WHAT IS BEING ASKED: Make an exact copy of all the entries, but do not reproduce the pictures.

THE RECORDS:
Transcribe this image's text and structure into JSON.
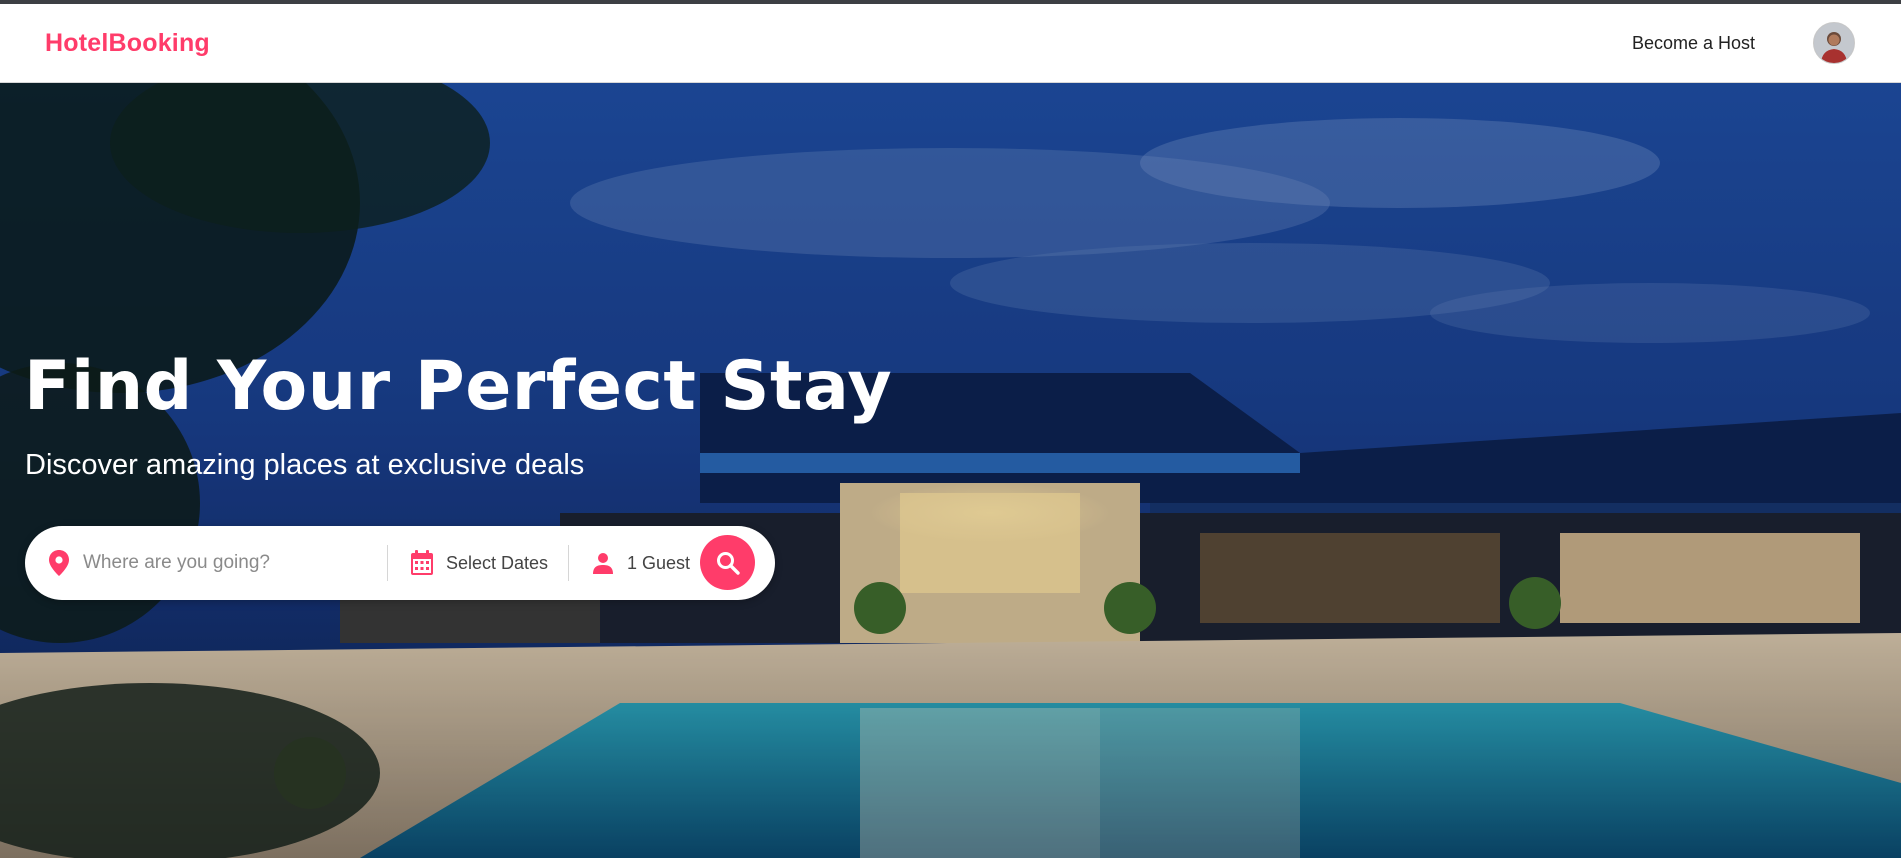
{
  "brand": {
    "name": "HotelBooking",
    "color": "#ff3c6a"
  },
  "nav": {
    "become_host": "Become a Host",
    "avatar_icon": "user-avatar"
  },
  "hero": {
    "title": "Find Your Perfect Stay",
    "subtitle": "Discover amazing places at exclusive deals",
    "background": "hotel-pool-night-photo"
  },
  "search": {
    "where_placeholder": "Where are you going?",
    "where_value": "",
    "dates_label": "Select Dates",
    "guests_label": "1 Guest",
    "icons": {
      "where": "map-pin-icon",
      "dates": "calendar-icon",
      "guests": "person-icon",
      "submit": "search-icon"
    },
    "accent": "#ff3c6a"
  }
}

TASK OUTPUT:
Transcribe this image's text and structure into JSON.
{
  "brand": {
    "name": "HotelBooking",
    "color": "#ff3c6a"
  },
  "nav": {
    "become_host": "Become a Host",
    "avatar_icon": "user-avatar"
  },
  "hero": {
    "title": "Find Your Perfect Stay",
    "subtitle": "Discover amazing places at exclusive deals",
    "background": "hotel-pool-night-photo"
  },
  "search": {
    "where_placeholder": "Where are you going?",
    "where_value": "",
    "dates_label": "Select Dates",
    "guests_label": "1 Guest",
    "icons": {
      "where": "map-pin-icon",
      "dates": "calendar-icon",
      "guests": "person-icon",
      "submit": "search-icon"
    },
    "accent": "#ff3c6a"
  }
}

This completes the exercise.